Pictures should be excluded; otherwise, copy every entry exactly.
-------- Supplied data --------
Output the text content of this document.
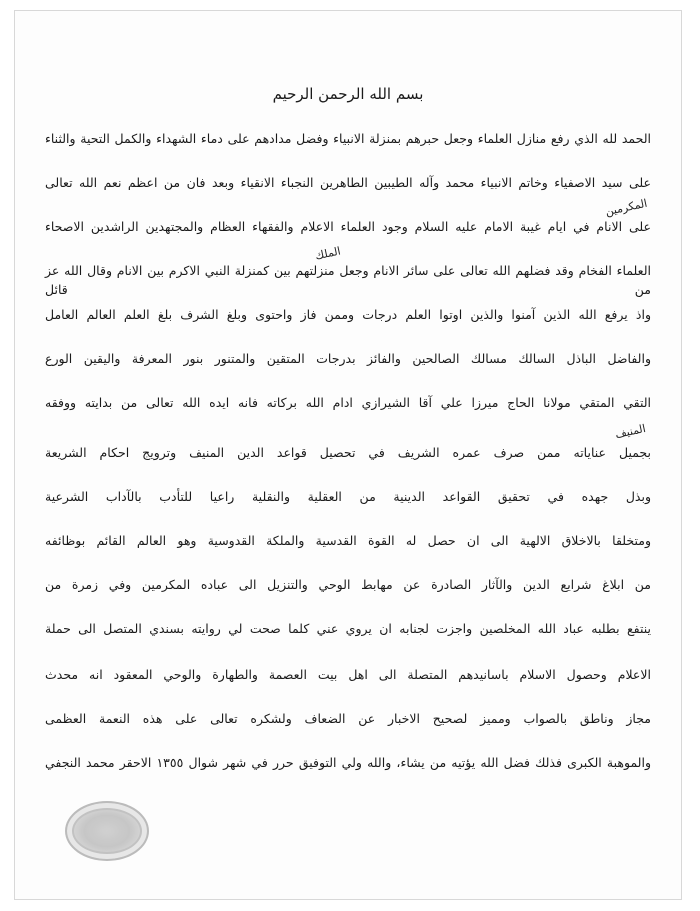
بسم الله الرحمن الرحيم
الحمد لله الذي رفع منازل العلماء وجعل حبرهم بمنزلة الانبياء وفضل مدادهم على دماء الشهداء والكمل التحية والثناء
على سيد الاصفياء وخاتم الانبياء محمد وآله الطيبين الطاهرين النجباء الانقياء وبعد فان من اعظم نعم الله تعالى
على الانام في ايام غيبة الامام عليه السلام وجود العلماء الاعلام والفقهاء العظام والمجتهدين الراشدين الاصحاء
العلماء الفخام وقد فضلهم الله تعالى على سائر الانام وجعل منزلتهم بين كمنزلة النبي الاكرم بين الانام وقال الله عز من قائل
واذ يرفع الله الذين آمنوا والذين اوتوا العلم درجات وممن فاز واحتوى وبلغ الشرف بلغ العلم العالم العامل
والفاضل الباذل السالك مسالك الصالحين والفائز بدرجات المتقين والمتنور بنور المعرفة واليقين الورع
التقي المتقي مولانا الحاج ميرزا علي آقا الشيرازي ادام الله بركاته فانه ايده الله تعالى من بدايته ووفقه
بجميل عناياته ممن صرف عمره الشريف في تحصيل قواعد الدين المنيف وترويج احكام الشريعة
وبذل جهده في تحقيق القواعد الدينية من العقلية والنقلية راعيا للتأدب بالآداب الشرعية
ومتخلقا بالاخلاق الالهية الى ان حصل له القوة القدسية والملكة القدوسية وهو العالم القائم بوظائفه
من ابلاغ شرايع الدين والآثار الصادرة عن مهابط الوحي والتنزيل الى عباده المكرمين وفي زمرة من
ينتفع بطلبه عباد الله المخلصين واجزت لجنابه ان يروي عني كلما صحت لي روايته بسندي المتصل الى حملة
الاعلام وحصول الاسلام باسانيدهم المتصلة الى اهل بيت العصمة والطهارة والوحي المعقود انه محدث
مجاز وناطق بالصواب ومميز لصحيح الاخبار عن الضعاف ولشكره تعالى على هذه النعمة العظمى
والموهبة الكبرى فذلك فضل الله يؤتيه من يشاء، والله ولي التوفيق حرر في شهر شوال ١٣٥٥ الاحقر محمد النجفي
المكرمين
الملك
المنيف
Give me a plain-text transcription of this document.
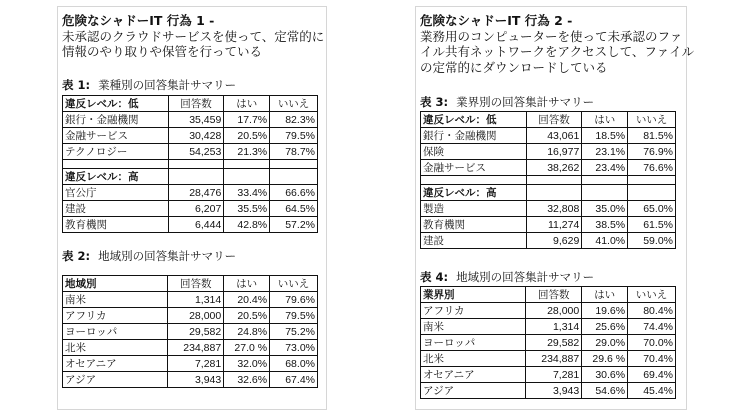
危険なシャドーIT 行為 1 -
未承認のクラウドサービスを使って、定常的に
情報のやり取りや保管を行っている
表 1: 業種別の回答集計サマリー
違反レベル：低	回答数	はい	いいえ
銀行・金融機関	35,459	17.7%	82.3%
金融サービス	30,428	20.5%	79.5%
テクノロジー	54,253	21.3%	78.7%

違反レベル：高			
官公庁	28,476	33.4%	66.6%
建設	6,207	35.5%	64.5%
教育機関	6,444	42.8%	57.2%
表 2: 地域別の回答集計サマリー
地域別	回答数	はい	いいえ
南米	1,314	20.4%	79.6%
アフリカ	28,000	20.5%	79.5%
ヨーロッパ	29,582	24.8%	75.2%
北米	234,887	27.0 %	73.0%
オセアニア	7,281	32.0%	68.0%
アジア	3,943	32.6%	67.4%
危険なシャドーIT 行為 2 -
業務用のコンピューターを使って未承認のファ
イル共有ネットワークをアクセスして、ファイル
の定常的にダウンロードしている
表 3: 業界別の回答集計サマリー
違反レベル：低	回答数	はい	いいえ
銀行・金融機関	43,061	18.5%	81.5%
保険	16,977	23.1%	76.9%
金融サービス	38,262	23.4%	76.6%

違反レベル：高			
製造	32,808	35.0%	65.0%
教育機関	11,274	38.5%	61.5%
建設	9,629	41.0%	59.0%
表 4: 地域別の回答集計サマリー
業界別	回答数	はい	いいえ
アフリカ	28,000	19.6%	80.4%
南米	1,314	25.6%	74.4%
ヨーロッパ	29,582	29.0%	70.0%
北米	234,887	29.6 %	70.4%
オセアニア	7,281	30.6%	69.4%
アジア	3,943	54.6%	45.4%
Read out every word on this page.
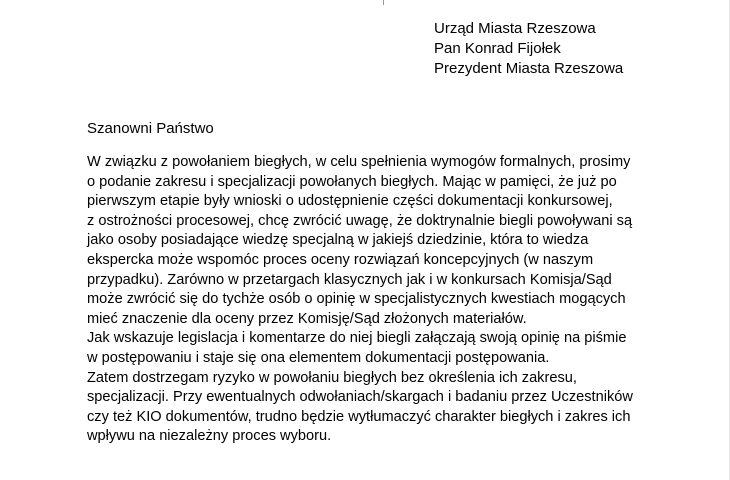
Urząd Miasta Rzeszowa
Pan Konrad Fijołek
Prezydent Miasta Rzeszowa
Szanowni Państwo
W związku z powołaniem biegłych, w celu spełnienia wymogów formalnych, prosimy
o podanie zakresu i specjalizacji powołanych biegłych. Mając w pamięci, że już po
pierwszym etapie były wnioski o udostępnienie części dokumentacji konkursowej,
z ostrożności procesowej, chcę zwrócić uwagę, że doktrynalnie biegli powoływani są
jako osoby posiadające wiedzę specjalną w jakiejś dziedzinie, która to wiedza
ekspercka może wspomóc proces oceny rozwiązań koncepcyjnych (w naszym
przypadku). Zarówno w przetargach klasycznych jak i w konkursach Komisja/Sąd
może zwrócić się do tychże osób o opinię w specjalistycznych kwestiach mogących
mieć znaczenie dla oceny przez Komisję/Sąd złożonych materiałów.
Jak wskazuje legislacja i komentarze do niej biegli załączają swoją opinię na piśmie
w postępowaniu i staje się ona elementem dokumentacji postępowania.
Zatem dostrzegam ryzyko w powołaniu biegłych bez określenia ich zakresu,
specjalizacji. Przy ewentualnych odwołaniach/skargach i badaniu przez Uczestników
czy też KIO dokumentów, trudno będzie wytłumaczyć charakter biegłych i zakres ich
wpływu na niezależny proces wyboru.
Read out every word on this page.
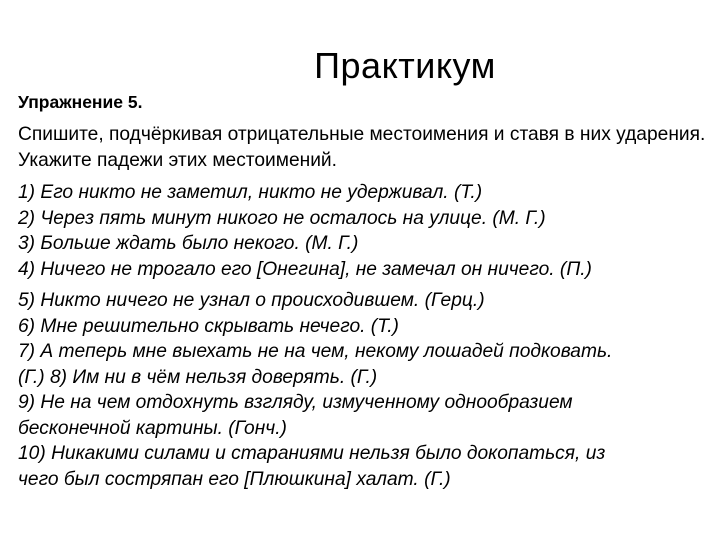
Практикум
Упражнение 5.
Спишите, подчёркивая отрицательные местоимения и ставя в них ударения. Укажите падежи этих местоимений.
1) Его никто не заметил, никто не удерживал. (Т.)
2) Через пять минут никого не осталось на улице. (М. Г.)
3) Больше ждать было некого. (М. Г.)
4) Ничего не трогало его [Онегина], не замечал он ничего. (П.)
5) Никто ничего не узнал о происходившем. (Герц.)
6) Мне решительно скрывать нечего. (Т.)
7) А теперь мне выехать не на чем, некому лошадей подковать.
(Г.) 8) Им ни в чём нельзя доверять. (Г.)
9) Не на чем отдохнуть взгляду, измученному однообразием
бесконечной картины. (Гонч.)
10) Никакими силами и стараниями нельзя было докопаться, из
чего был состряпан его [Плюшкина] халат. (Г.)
--------
• [Correct answer]:
Output the text content of this document.
بسم الله الرحمن الرحيم
الحمد لله الذي رفع منازل العلماء وجعل حبرهم بمنزلة الانبياء وفضل مدادهم على دماء الشهداء والكمل التحية والثناء
على سيد الاصفياء وخاتم الانبياء محمد وآله الطيبين الطاهرين النجباء الانقياء وبعد فان من اعظم نعم الله تعالى
على الانام في ايام غيبة الامام عليه السلام وجود العلماء الاعلام والفقهاء العظام والمجتهدين الراشدين الاصحاء
العلماء الفخام وقد فضلهم الله تعالى على سائر الانام وجعل منزلتهم بين كمنزلة النبي الاكرم بين الانام وقال الله عز من قائل
واذ يرفع الله الذين آمنوا والذين اوتوا العلم درجات وممن فاز واحتوى وبلغ الشرف بلغ العلم العالم العامل
والفاضل الباذل السالك مسالك الصالحين والفائز بدرجات المتقين والمتنور بنور المعرفة واليقين الورع
التقي المتقي مولانا الحاج ميرزا علي آقا الشيرازي ادام الله بركاته فانه ايده الله تعالى من بدايته ووفقه
بجميل عناياته ممن صرف عمره الشريف في تحصيل قواعد الدين المنيف وترويج احكام الشريعة
وبذل جهده في تحقيق القواعد الدينية من العقلية والنقلية راعيا للتأدب بالآداب الشرعية
ومتخلقا بالاخلاق الالهية الى ان حصل له القوة القدسية والملكة القدوسية وهو العالم القائم بوظائفه
من ابلاغ شرايع الدين والآثار الصادرة عن مهابط الوحي والتنزيل الى عباده المكرمين وفي زمرة من
ينتفع بطلبه عباد الله المخلصين واجزت لجنابه ان يروي عني كلما صحت لي روايته بسندي المتصل الى حملة
الاعلام وحصول الاسلام باسانيدهم المتصلة الى اهل بيت العصمة والطهارة والوحي المعقود انه محدث
مجاز وناطق بالصواب ومميز لصحيح الاخبار عن الضعاف ولشكره تعالى على هذه النعمة العظمى
والموهبة الكبرى فذلك فضل الله يؤتيه من يشاء، والله ولي التوفيق حرر في شهر شوال ١٣٥٥ الاحقر محمد النجفي
المكرمين
الملك
المنيف
Give me a plain-text transcription of this document.
危険なシャドーIT 行為 1 -
未承認のクラウドサービスを使って、定常的に
情報のやり取りや保管を行っている
表 1: 業種別の回答集計サマリー
違反レベル：低	回答数	はい	いいえ
銀行・金融機関	35,459	17.7%	82.3%
金融サービス	30,428	20.5%	79.5%
テクノロジー	54,253	21.3%	78.7%

違反レベル：高			
官公庁	28,476	33.4%	66.6%
建設	6,207	35.5%	64.5%
教育機関	6,444	42.8%	57.2%
表 2: 地域別の回答集計サマリー
地域別	回答数	はい	いいえ
南米	1,314	20.4%	79.6%
アフリカ	28,000	20.5%	79.5%
ヨーロッパ	29,582	24.8%	75.2%
北米	234,887	27.0 %	73.0%
オセアニア	7,281	32.0%	68.0%
アジア	3,943	32.6%	67.4%
危険なシャドーIT 行為 2 -
業務用のコンピューターを使って未承認のファ
イル共有ネットワークをアクセスして、ファイル
の定常的にダウンロードしている
表 3: 業界別の回答集計サマリー
違反レベル：低	回答数	はい	いいえ
銀行・金融機関	43,061	18.5%	81.5%
保険	16,977	23.1%	76.9%
金融サービス	38,262	23.4%	76.6%

違反レベル：高			
製造	32,808	35.0%	65.0%
教育機関	11,274	38.5%	61.5%
建設	9,629	41.0%	59.0%
表 4: 地域別の回答集計サマリー
業界別	回答数	はい	いいえ
アフリカ	28,000	19.6%	80.4%
南米	1,314	25.6%	74.4%
ヨーロッパ	29,582	29.0%	70.0%
北米	234,887	29.6 %	70.4%
オセアニア	7,281	30.6%	69.4%
アジア	3,943	54.6%	45.4%
Read out every word on this page.
Urząd Miasta Rzeszowa
Pan Konrad Fijołek
Prezydent Miasta Rzeszowa
Szanowni Państwo
W związku z powołaniem biegłych, w celu spełnienia wymogów formalnych, prosimy
o podanie zakresu i specjalizacji powołanych biegłych. Mając w pamięci, że już po
pierwszym etapie były wnioski o udostępnienie części dokumentacji konkursowej,
z ostrożności procesowej, chcę zwrócić uwagę, że doktrynalnie biegli powoływani są
jako osoby posiadające wiedzę specjalną w jakiejś dziedzinie, która to wiedza
ekspercka może wspomóc proces oceny rozwiązań koncepcyjnych (w naszym
przypadku). Zarówno w przetargach klasycznych jak i w konkursach Komisja/Sąd
może zwrócić się do tychże osób o opinię w specjalistycznych kwestiach mogących
mieć znaczenie dla oceny przez Komisję/Sąd złożonych materiałów.
Jak wskazuje legislacja i komentarze do niej biegli załączają swoją opinię na piśmie
w postępowaniu i staje się ona elementem dokumentacji postępowania.
Zatem dostrzegam ryzyko w powołaniu biegłych bez określenia ich zakresu,
specjalizacji. Przy ewentualnych odwołaniach/skargach i badaniu przez Uczestników
czy też KIO dokumentów, trudno będzie wytłumaczyć charakter biegłych i zakres ich
wpływu na niezależny proces wyboru.
Read out every word on this page.
Практикум
Упражнение 5.
Спишите, подчёркивая отрицательные местоимения и ставя в них ударения. Укажите падежи этих местоимений.
1) Его никто не заметил, никто не удерживал. (Т.)
2) Через пять минут никого не осталось на улице. (М. Г.)
3) Больше ждать было некого. (М. Г.)
4) Ничего не трогало его [Онегина], не замечал он ничего. (П.)
5) Никто ничего не узнал о происходившем. (Герц.)
6) Мне решительно скрывать нечего. (Т.)
7) А теперь мне выехать не на чем, некому лошадей подковать.
(Г.) 8) Им ни в чём нельзя доверять. (Г.)
9) Не на чем отдохнуть взгляду, измученному однообразием
бесконечной картины. (Гонч.)
10) Никакими силами и стараниями нельзя было докопаться, из
чего был состряпан его [Плюшкина] халат. (Г.)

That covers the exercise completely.